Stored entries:
►

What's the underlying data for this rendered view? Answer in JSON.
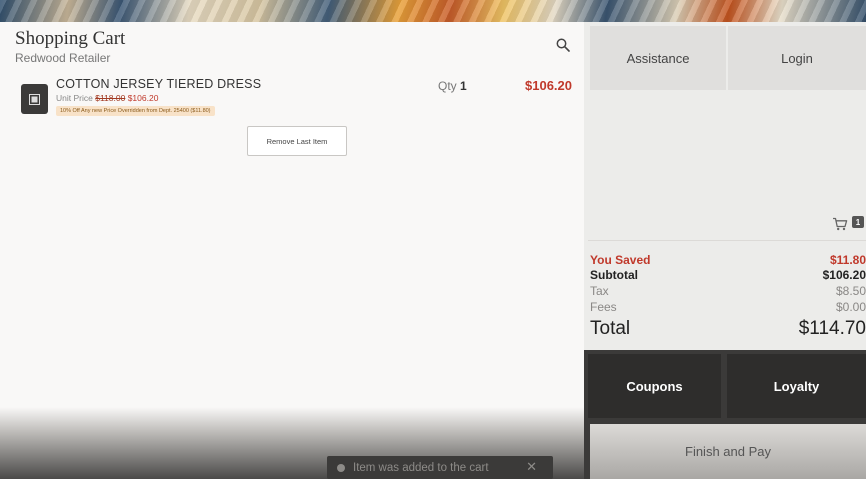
{
  "cart": {
    "title": "Shopping Cart",
    "store": "Redwood Retailer",
    "items": [
      {
        "name": "COTTON JERSEY TIERED DRESS",
        "unit_price_label": "Unit Price",
        "original_price": "$118.00",
        "sale_price": "$106.20",
        "discount_note": "10% Off Any new Price Overridden from Dept. 25400 ($11.80)",
        "qty_label": "Qty",
        "qty": "1",
        "line_total": "$106.20"
      }
    ],
    "remove_last_label": "Remove Last Item"
  },
  "toast": {
    "message": "Item was added to the cart",
    "close": "✕"
  },
  "side": {
    "assistance_label": "Assistance",
    "login_label": "Login",
    "cart_count": "1"
  },
  "totals": {
    "saved_label": "You Saved",
    "saved": "$11.80",
    "subtotal_label": "Subtotal",
    "subtotal": "$106.20",
    "tax_label": "Tax",
    "tax": "$8.50",
    "fees_label": "Fees",
    "fees": "$0.00",
    "total_label": "Total",
    "total": "$114.70"
  },
  "actions": {
    "coupons_label": "Coupons",
    "loyalty_label": "Loyalty",
    "finish_label": "Finish and Pay"
  },
  "colors": {
    "accent_red": "#c0392b",
    "dark": "#3b3a39",
    "panel": "#ececea"
  }
}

◄

What to do: Give back the whole listing as it stands, minus its pictures.

Complete response:
What's the underlying data for this rendered view? Answer in JSON.
{
  "cart": {
    "title": "Shopping Cart",
    "store": "Redwood Retailer",
    "items": [
      {
        "name": "COTTON JERSEY TIERED DRESS",
        "unit_price_label": "Unit Price",
        "original_price": "$118.00",
        "sale_price": "$106.20",
        "discount_note": "10% Off Any new Price Overridden from Dept. 25400 ($11.80)",
        "qty_label": "Qty",
        "qty": "1",
        "line_total": "$106.20"
      }
    ],
    "remove_last_label": "Remove Last Item"
  },
  "toast": {
    "message": "Item was added to the cart",
    "close": "✕"
  },
  "side": {
    "assistance_label": "Assistance",
    "login_label": "Login",
    "cart_count": "1"
  },
  "totals": {
    "saved_label": "You Saved",
    "saved": "$11.80",
    "subtotal_label": "Subtotal",
    "subtotal": "$106.20",
    "tax_label": "Tax",
    "tax": "$8.50",
    "fees_label": "Fees",
    "fees": "$0.00",
    "total_label": "Total",
    "total": "$114.70"
  },
  "actions": {
    "coupons_label": "Coupons",
    "loyalty_label": "Loyalty",
    "finish_label": "Finish and Pay"
  },
  "colors": {
    "accent_red": "#c0392b",
    "dark": "#3b3a39",
    "panel": "#ececea"
  }
}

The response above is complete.